TASK TO CARRY OUT:
Set the data down again, exactly as it reads, but without the pictures.

SUPPLIED RECORDS:
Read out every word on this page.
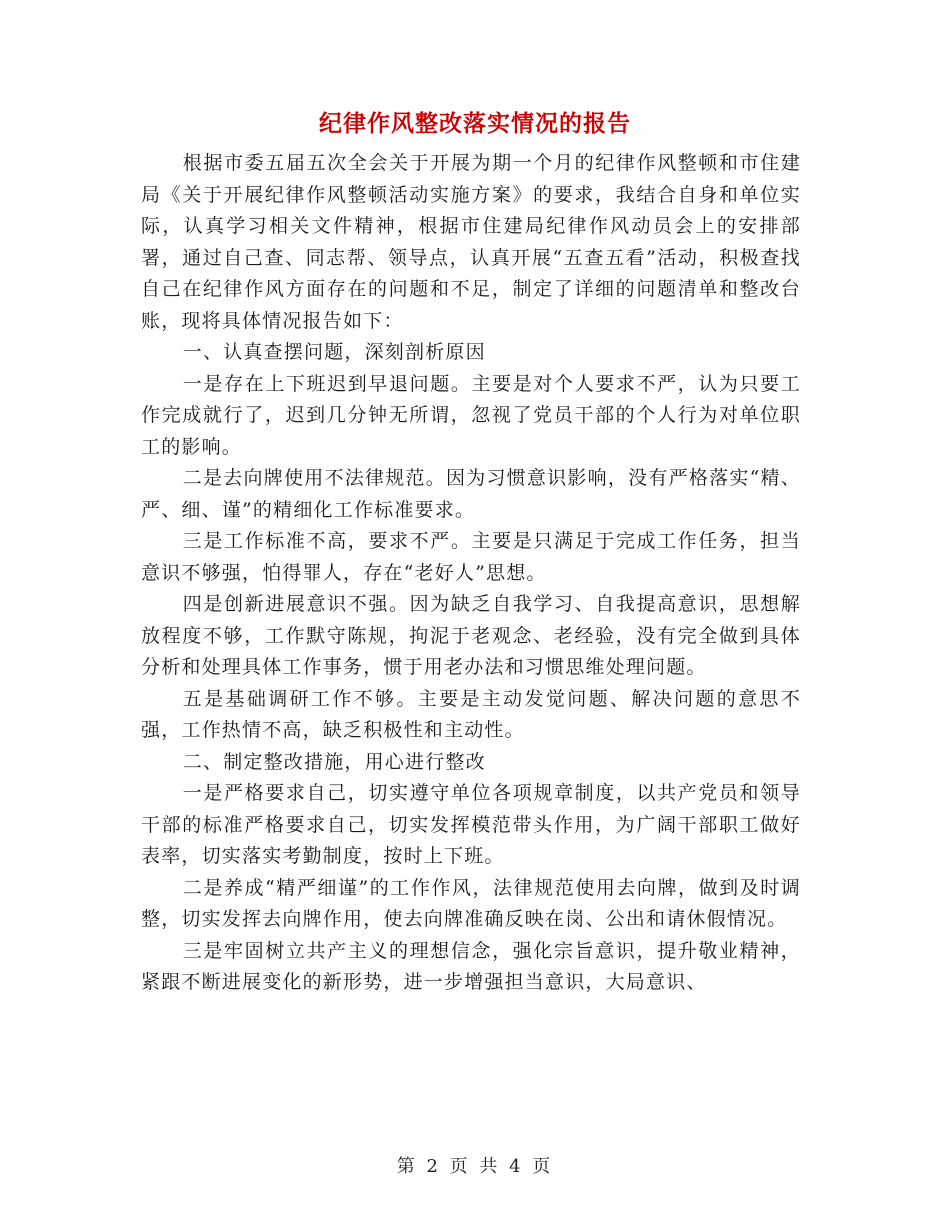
纪律作风整改落实情况的报告

根据市委五届五次全会关于开展为期一个月的纪律作风整顿和市住建局《关于开展纪律作风整顿活动实施方案》的要求，我结合自身和单位实际，认真学习相关文件精神，根据市住建局纪律作风动员会上的安排部署，通过自己查、同志帮、领导点，认真开展“五查五看”活动，积极查找自己在纪律作风方面存在的问题和不足，制定了详细的问题清单和整改台账，现将具体情况报告如下：

一、认真查摆问题，深刻剖析原因

一是存在上下班迟到早退问题。主要是对个人要求不严，认为只要工作完成就行了，迟到几分钟无所谓，忽视了党员干部的个人行为对单位职工的影响。

二是去向牌使用不法律规范。因为习惯意识影响，没有严格落实“精、严、细、谨”的精细化工作标准要求。

三是工作标准不高，要求不严。主要是只满足于完成工作任务，担当意识不够强，怕得罪人，存在“老好人”思想。

四是创新进展意识不强。因为缺乏自我学习、自我提高意识，思想解放程度不够，工作默守陈规，拘泥于老观念、老经验，没有完全做到具体分析和处理具体工作事务，惯于用老办法和习惯思维处理问题。

五是基础调研工作不够。主要是主动发觉问题、解决问题的意思不强，工作热情不高，缺乏积极性和主动性。

二、制定整改措施，用心进行整改

一是严格要求自己，切实遵守单位各项规章制度，以共产党员和领导干部的标准严格要求自己，切实发挥模范带头作用，为广阔干部职工做好表率，切实落实考勤制度，按时上下班。

二是养成“精严细谨”的工作作风，法律规范使用去向牌，做到及时调整，切实发挥去向牌作用，使去向牌准确反映在岗、公出和请休假情况。

三是牢固树立共产主义的理想信念，强化宗旨意识，提升敬业精神，紧跟不断进展变化的新形势，进一步增强担当意识，大局意识、

第 2 页 共 4 页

SOLUTION FOR THIS EXERCISE:
Read out every word on this page.
纪律作风整改落实情况的报告

根据市委五届五次全会关于开展为期一个月的纪律作风整顿和市住建局《关于开展纪律作风整顿活动实施方案》的要求，我结合自身和单位实际，认真学习相关文件精神，根据市住建局纪律作风动员会上的安排部署，通过自己查、同志帮、领导点，认真开展“五查五看”活动，积极查找自己在纪律作风方面存在的问题和不足，制定了详细的问题清单和整改台账，现将具体情况报告如下：

一、认真查摆问题，深刻剖析原因

一是存在上下班迟到早退问题。主要是对个人要求不严，认为只要工作完成就行了，迟到几分钟无所谓，忽视了党员干部的个人行为对单位职工的影响。

二是去向牌使用不法律规范。因为习惯意识影响，没有严格落实“精、严、细、谨”的精细化工作标准要求。

三是工作标准不高，要求不严。主要是只满足于完成工作任务，担当意识不够强，怕得罪人，存在“老好人”思想。

四是创新进展意识不强。因为缺乏自我学习、自我提高意识，思想解放程度不够，工作默守陈规，拘泥于老观念、老经验，没有完全做到具体分析和处理具体工作事务，惯于用老办法和习惯思维处理问题。

五是基础调研工作不够。主要是主动发觉问题、解决问题的意思不强，工作热情不高，缺乏积极性和主动性。

二、制定整改措施，用心进行整改

一是严格要求自己，切实遵守单位各项规章制度，以共产党员和领导干部的标准严格要求自己，切实发挥模范带头作用，为广阔干部职工做好表率，切实落实考勤制度，按时上下班。

二是养成“精严细谨”的工作作风，法律规范使用去向牌，做到及时调整，切实发挥去向牌作用，使去向牌准确反映在岗、公出和请休假情况。

三是牢固树立共产主义的理想信念，强化宗旨意识，提升敬业精神，紧跟不断进展变化的新形势，进一步增强担当意识，大局意识、

第 2 页 共 4 页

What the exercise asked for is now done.